-- START OF Data shown --

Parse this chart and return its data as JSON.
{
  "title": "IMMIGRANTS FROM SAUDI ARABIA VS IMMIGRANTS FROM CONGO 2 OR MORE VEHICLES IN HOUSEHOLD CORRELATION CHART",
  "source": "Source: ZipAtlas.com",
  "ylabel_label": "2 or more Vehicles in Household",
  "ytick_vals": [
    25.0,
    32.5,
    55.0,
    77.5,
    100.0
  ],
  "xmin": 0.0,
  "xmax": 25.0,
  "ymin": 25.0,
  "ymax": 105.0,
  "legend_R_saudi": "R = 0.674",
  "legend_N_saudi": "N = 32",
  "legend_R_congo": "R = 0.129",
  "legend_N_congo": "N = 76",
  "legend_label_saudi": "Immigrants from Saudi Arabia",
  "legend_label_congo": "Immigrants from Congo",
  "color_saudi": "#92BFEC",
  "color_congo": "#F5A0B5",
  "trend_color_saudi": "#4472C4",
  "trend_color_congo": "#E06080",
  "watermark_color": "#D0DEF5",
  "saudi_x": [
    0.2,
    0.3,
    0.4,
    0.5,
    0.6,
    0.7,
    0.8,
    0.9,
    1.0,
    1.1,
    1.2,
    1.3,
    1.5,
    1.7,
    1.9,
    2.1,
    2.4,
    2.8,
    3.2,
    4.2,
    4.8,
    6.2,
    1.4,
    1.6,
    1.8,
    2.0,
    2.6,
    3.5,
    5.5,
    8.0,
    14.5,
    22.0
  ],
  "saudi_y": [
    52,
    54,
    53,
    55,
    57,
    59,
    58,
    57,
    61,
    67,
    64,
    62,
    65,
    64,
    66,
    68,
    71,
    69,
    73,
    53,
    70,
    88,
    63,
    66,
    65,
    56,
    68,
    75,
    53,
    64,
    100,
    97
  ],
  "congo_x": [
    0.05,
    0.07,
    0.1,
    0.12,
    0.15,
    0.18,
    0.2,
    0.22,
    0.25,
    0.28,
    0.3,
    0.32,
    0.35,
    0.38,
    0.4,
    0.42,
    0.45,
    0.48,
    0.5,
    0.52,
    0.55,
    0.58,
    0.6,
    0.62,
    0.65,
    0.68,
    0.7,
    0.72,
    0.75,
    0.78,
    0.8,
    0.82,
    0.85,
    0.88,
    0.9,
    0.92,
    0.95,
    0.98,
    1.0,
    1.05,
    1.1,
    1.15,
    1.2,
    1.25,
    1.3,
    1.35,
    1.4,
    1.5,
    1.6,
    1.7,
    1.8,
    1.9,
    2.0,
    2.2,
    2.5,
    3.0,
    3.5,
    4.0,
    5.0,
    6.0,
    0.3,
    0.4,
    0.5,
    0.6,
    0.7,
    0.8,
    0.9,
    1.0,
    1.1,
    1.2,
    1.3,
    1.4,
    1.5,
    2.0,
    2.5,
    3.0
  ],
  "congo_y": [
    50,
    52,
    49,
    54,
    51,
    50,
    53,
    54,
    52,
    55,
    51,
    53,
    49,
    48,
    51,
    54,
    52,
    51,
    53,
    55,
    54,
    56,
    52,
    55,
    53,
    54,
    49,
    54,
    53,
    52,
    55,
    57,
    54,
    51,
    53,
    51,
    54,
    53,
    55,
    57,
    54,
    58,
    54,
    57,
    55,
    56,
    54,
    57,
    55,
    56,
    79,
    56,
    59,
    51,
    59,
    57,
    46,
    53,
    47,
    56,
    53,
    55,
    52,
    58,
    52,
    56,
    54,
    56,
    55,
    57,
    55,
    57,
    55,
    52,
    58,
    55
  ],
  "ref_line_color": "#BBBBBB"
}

-- END OF Data shown --

All of the records must be retyped exactly as they are.

◆ **Task answer**:
Parse this chart and return its data as JSON.
{
  "title": "IMMIGRANTS FROM SAUDI ARABIA VS IMMIGRANTS FROM CONGO 2 OR MORE VEHICLES IN HOUSEHOLD CORRELATION CHART",
  "source": "Source: ZipAtlas.com",
  "ylabel_label": "2 or more Vehicles in Household",
  "ytick_vals": [
    25.0,
    32.5,
    55.0,
    77.5,
    100.0
  ],
  "xmin": 0.0,
  "xmax": 25.0,
  "ymin": 25.0,
  "ymax": 105.0,
  "legend_R_saudi": "R = 0.674",
  "legend_N_saudi": "N = 32",
  "legend_R_congo": "R = 0.129",
  "legend_N_congo": "N = 76",
  "legend_label_saudi": "Immigrants from Saudi Arabia",
  "legend_label_congo": "Immigrants from Congo",
  "color_saudi": "#92BFEC",
  "color_congo": "#F5A0B5",
  "trend_color_saudi": "#4472C4",
  "trend_color_congo": "#E06080",
  "watermark_color": "#D0DEF5",
  "saudi_x": [
    0.2,
    0.3,
    0.4,
    0.5,
    0.6,
    0.7,
    0.8,
    0.9,
    1.0,
    1.1,
    1.2,
    1.3,
    1.5,
    1.7,
    1.9,
    2.1,
    2.4,
    2.8,
    3.2,
    4.2,
    4.8,
    6.2,
    1.4,
    1.6,
    1.8,
    2.0,
    2.6,
    3.5,
    5.5,
    8.0,
    14.5,
    22.0
  ],
  "saudi_y": [
    52,
    54,
    53,
    55,
    57,
    59,
    58,
    57,
    61,
    67,
    64,
    62,
    65,
    64,
    66,
    68,
    71,
    69,
    73,
    53,
    70,
    88,
    63,
    66,
    65,
    56,
    68,
    75,
    53,
    64,
    100,
    97
  ],
  "congo_x": [
    0.05,
    0.07,
    0.1,
    0.12,
    0.15,
    0.18,
    0.2,
    0.22,
    0.25,
    0.28,
    0.3,
    0.32,
    0.35,
    0.38,
    0.4,
    0.42,
    0.45,
    0.48,
    0.5,
    0.52,
    0.55,
    0.58,
    0.6,
    0.62,
    0.65,
    0.68,
    0.7,
    0.72,
    0.75,
    0.78,
    0.8,
    0.82,
    0.85,
    0.88,
    0.9,
    0.92,
    0.95,
    0.98,
    1.0,
    1.05,
    1.1,
    1.15,
    1.2,
    1.25,
    1.3,
    1.35,
    1.4,
    1.5,
    1.6,
    1.7,
    1.8,
    1.9,
    2.0,
    2.2,
    2.5,
    3.0,
    3.5,
    4.0,
    5.0,
    6.0,
    0.3,
    0.4,
    0.5,
    0.6,
    0.7,
    0.8,
    0.9,
    1.0,
    1.1,
    1.2,
    1.3,
    1.4,
    1.5,
    2.0,
    2.5,
    3.0
  ],
  "congo_y": [
    50,
    52,
    49,
    54,
    51,
    50,
    53,
    54,
    52,
    55,
    51,
    53,
    49,
    48,
    51,
    54,
    52,
    51,
    53,
    55,
    54,
    56,
    52,
    55,
    53,
    54,
    49,
    54,
    53,
    52,
    55,
    57,
    54,
    51,
    53,
    51,
    54,
    53,
    55,
    57,
    54,
    58,
    54,
    57,
    55,
    56,
    54,
    57,
    55,
    56,
    79,
    56,
    59,
    51,
    59,
    57,
    46,
    53,
    47,
    56,
    53,
    55,
    52,
    58,
    52,
    56,
    54,
    56,
    55,
    57,
    55,
    57,
    55,
    52,
    58,
    55
  ],
  "ref_line_color": "#BBBBBB"
}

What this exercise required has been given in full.